= Problem to work on =
From the listing below, pull out the lines that hold "resistance".

# # #

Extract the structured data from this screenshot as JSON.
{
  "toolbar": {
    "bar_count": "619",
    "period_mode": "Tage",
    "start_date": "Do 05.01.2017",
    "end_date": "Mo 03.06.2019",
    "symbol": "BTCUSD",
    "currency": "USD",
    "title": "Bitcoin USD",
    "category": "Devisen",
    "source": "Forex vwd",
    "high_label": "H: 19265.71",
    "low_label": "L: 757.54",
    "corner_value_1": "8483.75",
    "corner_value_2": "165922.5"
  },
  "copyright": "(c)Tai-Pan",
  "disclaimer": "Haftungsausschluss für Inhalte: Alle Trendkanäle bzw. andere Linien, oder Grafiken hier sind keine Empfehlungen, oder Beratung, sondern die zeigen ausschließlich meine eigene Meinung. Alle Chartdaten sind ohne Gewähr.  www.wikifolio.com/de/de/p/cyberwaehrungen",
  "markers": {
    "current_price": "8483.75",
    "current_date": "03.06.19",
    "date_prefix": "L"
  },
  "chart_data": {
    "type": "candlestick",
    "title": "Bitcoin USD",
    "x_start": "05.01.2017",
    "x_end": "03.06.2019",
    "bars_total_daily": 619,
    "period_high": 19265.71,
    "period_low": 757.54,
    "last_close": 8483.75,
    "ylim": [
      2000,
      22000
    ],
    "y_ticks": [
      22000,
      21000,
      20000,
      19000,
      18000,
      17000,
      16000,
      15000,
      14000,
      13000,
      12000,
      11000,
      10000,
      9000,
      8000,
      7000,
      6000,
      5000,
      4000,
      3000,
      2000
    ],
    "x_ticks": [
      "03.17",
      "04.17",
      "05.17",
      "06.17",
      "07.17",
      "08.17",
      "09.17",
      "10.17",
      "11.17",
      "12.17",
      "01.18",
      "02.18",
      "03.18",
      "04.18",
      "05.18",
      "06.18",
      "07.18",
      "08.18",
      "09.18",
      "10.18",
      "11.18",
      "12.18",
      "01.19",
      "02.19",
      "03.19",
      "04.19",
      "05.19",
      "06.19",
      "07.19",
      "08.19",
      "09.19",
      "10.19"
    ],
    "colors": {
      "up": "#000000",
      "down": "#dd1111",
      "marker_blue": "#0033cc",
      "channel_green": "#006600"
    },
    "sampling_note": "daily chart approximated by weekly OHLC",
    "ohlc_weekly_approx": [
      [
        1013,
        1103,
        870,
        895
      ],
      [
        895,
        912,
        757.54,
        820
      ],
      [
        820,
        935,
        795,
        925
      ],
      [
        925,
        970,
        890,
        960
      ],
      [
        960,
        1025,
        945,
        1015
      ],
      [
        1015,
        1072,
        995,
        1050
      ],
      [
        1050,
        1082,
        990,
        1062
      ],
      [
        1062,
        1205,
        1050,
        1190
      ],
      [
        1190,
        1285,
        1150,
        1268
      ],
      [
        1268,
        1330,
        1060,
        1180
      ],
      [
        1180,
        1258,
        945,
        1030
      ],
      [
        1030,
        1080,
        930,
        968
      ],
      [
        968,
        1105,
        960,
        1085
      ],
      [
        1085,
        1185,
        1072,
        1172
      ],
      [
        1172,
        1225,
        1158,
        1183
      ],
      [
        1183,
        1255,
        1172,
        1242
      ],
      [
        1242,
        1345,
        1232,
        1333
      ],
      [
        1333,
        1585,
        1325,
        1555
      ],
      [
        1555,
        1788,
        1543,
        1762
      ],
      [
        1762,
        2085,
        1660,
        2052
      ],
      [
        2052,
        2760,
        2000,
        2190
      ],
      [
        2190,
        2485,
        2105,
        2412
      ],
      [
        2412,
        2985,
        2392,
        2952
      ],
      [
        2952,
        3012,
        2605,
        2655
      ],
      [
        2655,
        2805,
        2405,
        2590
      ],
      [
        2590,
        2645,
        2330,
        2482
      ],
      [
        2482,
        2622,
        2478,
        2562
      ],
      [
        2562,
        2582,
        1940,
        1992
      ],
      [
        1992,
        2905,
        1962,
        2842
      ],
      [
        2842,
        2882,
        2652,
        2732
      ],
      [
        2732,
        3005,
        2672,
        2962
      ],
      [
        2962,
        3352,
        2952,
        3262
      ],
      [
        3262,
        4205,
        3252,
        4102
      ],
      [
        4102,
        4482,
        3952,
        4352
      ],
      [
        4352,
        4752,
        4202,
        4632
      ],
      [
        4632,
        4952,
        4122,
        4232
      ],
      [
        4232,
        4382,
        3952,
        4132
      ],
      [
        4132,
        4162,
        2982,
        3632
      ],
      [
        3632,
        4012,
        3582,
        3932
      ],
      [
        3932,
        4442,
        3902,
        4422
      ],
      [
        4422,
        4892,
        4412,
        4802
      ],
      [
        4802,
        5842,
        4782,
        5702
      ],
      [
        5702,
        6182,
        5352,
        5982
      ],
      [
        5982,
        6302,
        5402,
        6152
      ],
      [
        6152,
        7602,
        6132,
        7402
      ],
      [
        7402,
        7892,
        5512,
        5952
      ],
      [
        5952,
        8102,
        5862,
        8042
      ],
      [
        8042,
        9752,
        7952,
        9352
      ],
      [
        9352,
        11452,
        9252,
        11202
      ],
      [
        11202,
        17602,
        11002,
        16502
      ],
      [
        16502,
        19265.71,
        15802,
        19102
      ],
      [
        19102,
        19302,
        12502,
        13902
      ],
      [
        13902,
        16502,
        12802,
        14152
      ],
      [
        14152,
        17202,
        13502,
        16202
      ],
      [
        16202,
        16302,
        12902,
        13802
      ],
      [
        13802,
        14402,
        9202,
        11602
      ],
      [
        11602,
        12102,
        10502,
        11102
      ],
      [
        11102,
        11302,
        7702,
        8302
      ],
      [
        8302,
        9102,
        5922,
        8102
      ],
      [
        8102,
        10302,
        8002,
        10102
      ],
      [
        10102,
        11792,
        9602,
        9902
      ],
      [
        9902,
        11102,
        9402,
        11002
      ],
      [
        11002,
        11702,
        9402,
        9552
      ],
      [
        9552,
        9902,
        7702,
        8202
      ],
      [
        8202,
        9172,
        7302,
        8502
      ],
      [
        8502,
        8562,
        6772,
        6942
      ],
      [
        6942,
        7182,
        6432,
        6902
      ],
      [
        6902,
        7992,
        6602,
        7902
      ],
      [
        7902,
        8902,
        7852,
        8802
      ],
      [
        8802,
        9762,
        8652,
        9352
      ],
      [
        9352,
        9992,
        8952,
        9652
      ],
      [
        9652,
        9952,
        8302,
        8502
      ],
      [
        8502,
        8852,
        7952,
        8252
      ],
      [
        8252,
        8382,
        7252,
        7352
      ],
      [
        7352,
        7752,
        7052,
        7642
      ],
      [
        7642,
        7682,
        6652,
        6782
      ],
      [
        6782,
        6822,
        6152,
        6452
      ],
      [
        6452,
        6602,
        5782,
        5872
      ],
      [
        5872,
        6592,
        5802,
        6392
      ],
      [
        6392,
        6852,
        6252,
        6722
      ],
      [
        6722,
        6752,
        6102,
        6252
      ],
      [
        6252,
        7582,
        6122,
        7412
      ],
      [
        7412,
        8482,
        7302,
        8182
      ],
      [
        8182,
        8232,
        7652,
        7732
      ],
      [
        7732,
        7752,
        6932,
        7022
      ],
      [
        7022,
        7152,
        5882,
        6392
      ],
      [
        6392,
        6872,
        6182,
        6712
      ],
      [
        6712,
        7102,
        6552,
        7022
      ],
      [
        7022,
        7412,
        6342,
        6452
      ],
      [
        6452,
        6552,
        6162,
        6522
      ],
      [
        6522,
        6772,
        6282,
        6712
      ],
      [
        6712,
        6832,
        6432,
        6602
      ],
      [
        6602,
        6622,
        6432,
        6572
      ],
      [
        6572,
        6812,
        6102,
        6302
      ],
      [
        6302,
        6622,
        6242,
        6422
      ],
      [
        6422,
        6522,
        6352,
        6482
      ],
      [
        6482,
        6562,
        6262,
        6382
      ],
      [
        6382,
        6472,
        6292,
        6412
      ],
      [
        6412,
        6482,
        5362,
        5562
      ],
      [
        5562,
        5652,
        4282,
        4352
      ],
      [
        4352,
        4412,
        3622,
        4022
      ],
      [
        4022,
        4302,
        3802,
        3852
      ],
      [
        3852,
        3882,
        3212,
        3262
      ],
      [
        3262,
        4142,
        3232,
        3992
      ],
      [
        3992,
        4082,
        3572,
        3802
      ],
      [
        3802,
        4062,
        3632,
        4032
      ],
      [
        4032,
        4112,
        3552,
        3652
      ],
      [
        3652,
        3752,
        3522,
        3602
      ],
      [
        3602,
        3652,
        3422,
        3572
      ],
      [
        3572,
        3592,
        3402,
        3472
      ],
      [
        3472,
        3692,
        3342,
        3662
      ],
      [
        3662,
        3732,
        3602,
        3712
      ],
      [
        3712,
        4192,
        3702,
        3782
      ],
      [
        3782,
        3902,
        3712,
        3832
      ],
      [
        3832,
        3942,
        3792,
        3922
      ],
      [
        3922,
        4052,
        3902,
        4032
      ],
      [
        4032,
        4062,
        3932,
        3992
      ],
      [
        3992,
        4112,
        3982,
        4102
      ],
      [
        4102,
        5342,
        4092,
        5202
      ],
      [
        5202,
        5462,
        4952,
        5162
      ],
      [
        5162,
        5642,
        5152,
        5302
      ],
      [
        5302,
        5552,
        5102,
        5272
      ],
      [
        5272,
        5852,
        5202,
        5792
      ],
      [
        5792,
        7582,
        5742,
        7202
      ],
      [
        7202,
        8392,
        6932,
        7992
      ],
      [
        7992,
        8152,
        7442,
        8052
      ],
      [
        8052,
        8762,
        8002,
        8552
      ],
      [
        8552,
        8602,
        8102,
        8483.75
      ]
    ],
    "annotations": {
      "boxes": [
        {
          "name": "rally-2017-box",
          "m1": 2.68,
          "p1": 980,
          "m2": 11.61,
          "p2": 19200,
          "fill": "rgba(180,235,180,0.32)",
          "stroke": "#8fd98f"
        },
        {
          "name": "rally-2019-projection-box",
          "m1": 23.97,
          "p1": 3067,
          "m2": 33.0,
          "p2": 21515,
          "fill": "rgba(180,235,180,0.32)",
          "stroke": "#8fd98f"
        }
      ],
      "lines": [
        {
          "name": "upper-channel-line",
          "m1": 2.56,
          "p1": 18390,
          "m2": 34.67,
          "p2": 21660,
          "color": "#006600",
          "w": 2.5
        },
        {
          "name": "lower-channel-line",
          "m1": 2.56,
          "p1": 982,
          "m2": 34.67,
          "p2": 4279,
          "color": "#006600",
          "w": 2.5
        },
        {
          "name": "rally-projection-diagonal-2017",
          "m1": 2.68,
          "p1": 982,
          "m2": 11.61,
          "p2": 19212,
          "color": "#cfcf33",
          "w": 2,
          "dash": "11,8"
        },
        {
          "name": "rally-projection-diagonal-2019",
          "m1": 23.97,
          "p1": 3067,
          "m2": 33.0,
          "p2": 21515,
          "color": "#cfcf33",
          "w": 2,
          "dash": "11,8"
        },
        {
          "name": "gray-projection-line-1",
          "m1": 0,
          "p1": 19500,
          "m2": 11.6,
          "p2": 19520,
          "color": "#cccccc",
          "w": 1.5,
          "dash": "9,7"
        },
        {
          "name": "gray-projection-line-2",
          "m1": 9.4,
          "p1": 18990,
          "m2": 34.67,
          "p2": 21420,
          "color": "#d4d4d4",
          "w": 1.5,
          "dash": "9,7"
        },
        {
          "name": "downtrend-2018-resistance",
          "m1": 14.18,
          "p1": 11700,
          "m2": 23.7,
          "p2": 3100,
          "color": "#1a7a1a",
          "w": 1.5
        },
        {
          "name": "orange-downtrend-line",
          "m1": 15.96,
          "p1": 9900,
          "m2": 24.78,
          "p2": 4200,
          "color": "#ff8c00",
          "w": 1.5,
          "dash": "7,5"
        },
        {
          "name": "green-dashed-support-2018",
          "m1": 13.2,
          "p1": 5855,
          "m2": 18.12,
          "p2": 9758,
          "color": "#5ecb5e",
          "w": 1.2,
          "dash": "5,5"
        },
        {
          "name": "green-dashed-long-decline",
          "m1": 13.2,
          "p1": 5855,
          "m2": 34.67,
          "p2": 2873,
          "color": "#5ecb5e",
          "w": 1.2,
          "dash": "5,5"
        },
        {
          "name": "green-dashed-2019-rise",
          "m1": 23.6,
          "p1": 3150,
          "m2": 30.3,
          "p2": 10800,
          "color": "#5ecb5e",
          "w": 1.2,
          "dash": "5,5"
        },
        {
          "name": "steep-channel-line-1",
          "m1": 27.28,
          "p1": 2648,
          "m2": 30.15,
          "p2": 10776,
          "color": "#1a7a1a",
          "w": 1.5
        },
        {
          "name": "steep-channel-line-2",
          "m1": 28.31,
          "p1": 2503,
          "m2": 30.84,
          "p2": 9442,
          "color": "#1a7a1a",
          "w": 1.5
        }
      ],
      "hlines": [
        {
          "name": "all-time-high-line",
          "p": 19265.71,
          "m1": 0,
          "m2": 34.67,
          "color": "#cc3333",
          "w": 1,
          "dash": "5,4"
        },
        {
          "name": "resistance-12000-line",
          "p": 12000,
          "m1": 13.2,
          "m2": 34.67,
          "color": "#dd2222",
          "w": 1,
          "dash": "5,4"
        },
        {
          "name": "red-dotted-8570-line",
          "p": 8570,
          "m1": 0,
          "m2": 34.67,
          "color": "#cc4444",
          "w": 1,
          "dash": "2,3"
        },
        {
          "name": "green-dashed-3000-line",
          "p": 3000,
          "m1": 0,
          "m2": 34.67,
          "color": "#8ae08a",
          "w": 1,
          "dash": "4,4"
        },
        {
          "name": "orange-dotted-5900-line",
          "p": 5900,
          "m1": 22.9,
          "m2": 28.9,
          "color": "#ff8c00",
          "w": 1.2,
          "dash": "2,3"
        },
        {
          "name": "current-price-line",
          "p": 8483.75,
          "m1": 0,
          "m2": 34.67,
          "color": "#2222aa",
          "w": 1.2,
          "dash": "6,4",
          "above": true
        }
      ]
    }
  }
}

# # #

= Finished task =
          "name": "downtrend-2018-resistance",
          "name": "resistance-12000-line",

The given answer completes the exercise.